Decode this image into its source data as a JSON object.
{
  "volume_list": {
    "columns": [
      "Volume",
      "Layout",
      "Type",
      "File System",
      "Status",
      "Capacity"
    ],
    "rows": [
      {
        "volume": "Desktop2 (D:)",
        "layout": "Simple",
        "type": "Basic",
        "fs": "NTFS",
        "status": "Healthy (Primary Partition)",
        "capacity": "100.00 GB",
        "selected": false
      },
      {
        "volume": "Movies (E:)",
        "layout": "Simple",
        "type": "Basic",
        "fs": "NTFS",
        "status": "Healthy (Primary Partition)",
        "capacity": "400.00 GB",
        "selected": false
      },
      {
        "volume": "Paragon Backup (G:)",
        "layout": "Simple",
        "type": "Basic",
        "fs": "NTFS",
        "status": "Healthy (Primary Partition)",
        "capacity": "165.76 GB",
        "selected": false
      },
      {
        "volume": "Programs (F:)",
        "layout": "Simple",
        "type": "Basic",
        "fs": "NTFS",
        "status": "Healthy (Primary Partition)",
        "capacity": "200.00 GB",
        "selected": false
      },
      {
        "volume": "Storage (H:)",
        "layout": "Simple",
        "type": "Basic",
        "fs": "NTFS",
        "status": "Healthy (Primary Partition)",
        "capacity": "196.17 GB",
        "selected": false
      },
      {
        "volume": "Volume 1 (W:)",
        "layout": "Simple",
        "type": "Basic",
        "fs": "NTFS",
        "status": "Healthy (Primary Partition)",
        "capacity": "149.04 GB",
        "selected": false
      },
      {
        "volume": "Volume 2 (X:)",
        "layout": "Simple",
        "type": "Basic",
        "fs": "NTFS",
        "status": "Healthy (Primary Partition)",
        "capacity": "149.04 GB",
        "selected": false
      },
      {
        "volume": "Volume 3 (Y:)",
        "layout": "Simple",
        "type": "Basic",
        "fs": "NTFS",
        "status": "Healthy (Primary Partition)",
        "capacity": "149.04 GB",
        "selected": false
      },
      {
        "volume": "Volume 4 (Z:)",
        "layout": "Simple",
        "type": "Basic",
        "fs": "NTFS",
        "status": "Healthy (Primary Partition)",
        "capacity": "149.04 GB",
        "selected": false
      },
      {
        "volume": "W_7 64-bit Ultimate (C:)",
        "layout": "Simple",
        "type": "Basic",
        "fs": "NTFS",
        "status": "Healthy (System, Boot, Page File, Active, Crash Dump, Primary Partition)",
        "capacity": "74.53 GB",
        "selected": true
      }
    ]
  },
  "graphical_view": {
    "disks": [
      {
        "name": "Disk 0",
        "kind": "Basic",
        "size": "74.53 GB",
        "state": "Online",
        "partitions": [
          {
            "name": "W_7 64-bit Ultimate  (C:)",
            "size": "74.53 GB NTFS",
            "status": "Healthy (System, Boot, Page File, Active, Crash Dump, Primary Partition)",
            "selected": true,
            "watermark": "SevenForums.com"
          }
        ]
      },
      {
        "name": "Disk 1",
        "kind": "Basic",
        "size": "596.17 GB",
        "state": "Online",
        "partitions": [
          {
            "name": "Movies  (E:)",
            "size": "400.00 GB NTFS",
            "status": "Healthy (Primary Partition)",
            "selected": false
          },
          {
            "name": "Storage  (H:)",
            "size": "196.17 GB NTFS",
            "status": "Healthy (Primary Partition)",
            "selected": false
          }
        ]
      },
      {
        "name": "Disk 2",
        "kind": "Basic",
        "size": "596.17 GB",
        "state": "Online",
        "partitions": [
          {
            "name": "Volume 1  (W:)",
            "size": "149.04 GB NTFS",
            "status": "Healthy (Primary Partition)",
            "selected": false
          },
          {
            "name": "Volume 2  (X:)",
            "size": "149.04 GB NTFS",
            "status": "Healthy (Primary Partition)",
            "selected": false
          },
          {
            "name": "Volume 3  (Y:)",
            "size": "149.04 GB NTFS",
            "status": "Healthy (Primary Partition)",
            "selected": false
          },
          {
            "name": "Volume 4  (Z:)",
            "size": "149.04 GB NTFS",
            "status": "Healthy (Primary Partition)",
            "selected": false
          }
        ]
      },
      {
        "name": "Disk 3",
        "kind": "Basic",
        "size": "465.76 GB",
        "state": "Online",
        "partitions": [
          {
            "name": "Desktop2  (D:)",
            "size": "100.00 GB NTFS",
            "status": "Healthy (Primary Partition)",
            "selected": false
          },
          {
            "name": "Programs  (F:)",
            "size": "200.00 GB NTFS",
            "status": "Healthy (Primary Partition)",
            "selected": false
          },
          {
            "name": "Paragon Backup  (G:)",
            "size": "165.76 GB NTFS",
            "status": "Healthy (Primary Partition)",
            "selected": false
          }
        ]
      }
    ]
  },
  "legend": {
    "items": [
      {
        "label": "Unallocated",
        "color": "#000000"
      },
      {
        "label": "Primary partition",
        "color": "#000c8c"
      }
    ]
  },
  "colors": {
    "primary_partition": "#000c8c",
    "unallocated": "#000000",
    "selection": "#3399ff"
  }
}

**TASK BRIEF:**
What is the number of lines in this material that hold the string "Backup"? Answer with that number only.

**RESPONSE FOR THIS EXERCISE:**
2